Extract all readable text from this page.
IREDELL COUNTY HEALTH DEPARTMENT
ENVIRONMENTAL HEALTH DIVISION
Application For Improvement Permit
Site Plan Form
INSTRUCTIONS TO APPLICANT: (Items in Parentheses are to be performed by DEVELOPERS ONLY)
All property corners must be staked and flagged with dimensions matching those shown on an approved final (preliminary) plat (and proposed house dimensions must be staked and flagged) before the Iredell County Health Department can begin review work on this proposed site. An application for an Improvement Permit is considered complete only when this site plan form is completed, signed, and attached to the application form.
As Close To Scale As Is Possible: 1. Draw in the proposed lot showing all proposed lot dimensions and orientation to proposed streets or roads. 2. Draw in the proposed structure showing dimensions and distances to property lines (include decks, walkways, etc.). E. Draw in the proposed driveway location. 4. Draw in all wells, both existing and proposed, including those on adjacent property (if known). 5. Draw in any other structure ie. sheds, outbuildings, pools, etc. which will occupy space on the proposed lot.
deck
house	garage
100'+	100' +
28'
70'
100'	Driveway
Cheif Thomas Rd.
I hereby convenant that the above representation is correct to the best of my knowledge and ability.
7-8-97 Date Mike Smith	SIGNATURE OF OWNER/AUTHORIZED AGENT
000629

⁂

### WHAT YOU HAVE TO DO:
Produce a verbatim transcription of the entries above.

### THE RESPONSE:
Extract all readable text from this page.
IREDELL COUNTY HEALTH DEPARTMENT
ENVIRONMENTAL HEALTH DIVISION
Application For Improvement Permit
Site Plan Form
INSTRUCTIONS TO APPLICANT: (Items in Parentheses are to be performed by DEVELOPERS ONLY)
All property corners must be staked and flagged with dimensions matching those shown on an approved final (preliminary) plat (and proposed house dimensions must be staked and flagged) before the Iredell County Health Department can begin review work on this proposed site. An application for an Improvement Permit is considered complete only when this site plan form is completed, signed, and attached to the application form.
As Close To Scale As Is Possible: 1. Draw in the proposed lot showing all proposed lot dimensions and orientation to proposed streets or roads. 2. Draw in the proposed structure showing dimensions and distances to property lines (include decks, walkways, etc.). E. Draw in the proposed driveway location. 4. Draw in all wells, both existing and proposed, including those on adjacent property (if known). 5. Draw in any other structure ie. sheds, outbuildings, pools, etc. which will occupy space on the proposed lot.
deck
house	garage
100'+	100' +
28'
70'
100'	Driveway
Cheif Thomas Rd.
I hereby convenant that the above representation is correct to the best of my knowledge and ability.
7-8-97 Date Mike Smith	SIGNATURE OF OWNER/AUTHORIZED AGENT
000629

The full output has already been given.